**Passage cité:**
......

Jugements de la Cour canadienne de l'impôt

Informations sur la décision

Contenu de la décision

Dossier : 2004-104(IT)I

ENTRE :

PAUL GAGNON,

appelant,

et

SA MAJESTÉ LA REINE,

intimée.

[TRADUCTION FRANÇAISE OFFICIELLE]

____________________________________________________________________

Appel entendu le 5 juin 2004 à Calgary (Alberta)

Par le juge Gerald J. Rip

COMPARUTIONS

Pour l'appelant :

L'appelant lui-même

Avocat de l'intimée :

Me John Paul Hargrove

____________________________________________________________________

JUGEMENT

          L'appel interjeté à l'encontre de l'avis de cotisation établi en vertu de la Loi de l'impôt sur le revenu pour l'année d'imposition 2001 est rejeté.


Signé à Ottawa, Canada, ce 29e jour de juillet 2004.

G.J. Rip

Juge Rip

Traduction certifiée conforme

ce 9e jour de février 2005.

......

**Données fournies:**

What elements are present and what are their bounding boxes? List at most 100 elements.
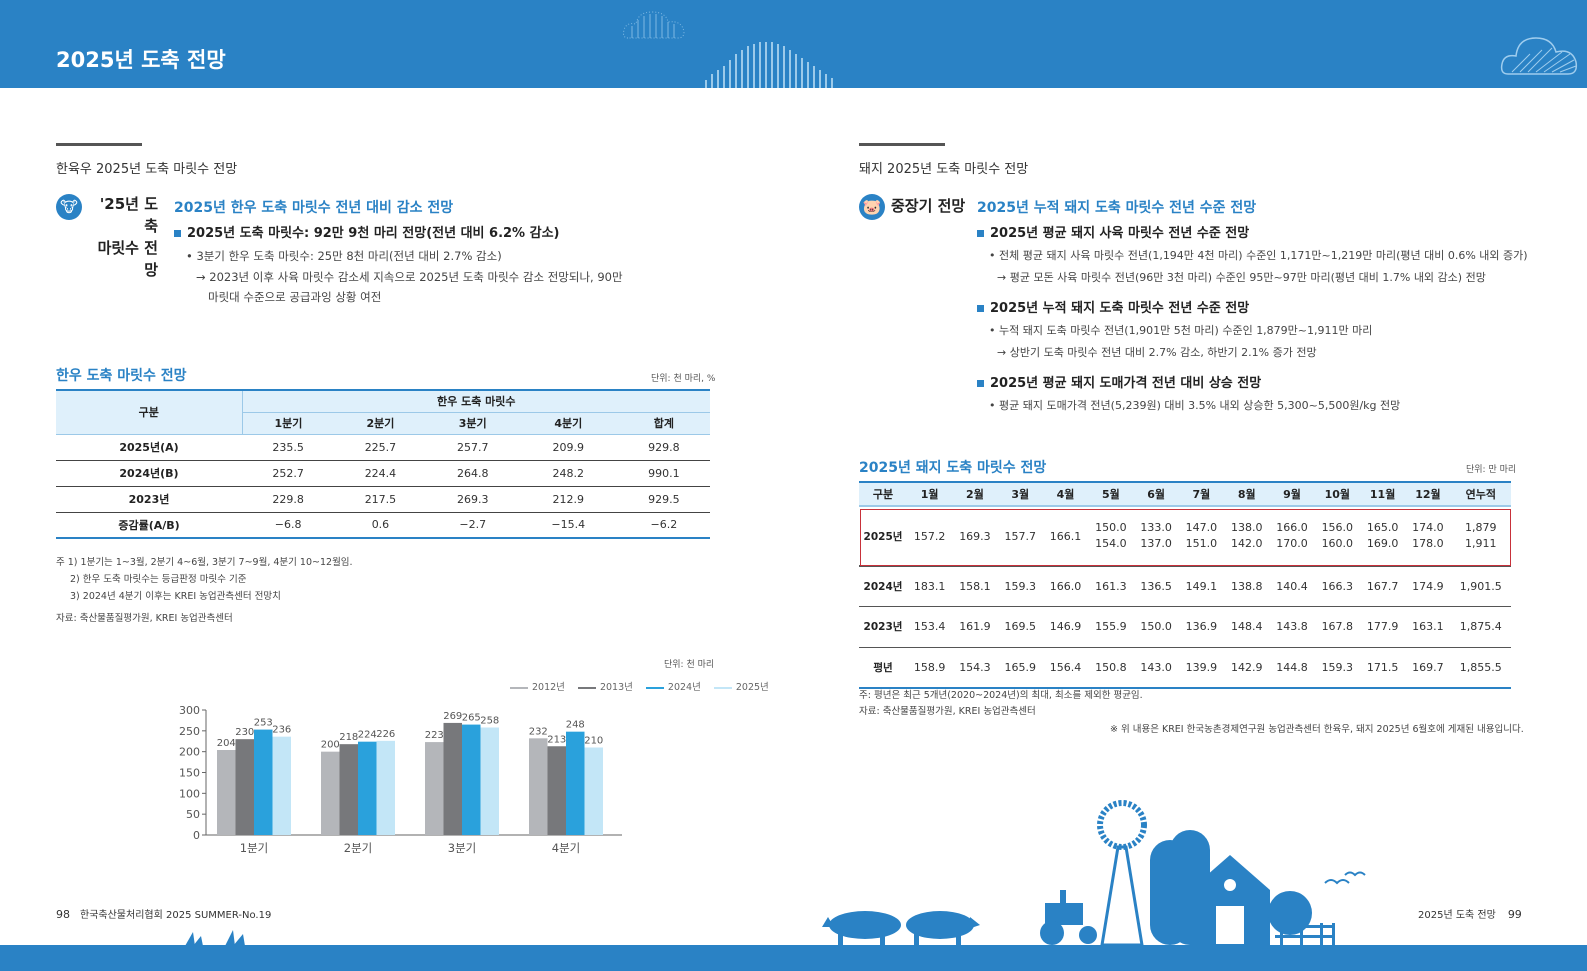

......

**Exercice proposé 1:** Recopiez le passage du jugement allant de « L'appel interjeté à » à « de juillet 2004. ».
**Exercice proposé 2:**
Les affirmations suivantes concordent-elles avec le jugement ? Répondez par oui ou par non en citant les mots décisifs.
(a) L'appel a été entendu à Calgary.
(b) L'appelant était représenté par un avocat.
(c) L'appel a été accueilli.
**Exercice proposé 3:**
Répondez à ces questions d'après le jugement.
(a) Quel est le numéro de dossier ?
(b) Dans quelle ville le jugement a-t-il été signé ?
(c) Quel jour la traduction a-t-elle été certifiée conforme ?
Les données proviennent d'une autre source que le jugement.

**Réponse complète 1:**
L'appel interjeté à l'encontre de l'avis de cotisation établi en vertu de la Loi de l'impôt sur le revenu pour l'année d'imposition 2001 est rejeté.


Signé à Ottawa, Canada, ce 29e jour de juillet 2004.

**Réponse complète 2:**
(a) Oui : « Appel entendu le 5 juin 2004 à Calgary (Alberta) ».
(b) Non : « L'appelant lui-même ».
(c) Non : « est rejeté ».

**Réponse complète 3:**
(a) 2004-104(IT)I
(b) Ottawa
(c) Le 9e jour de février 2005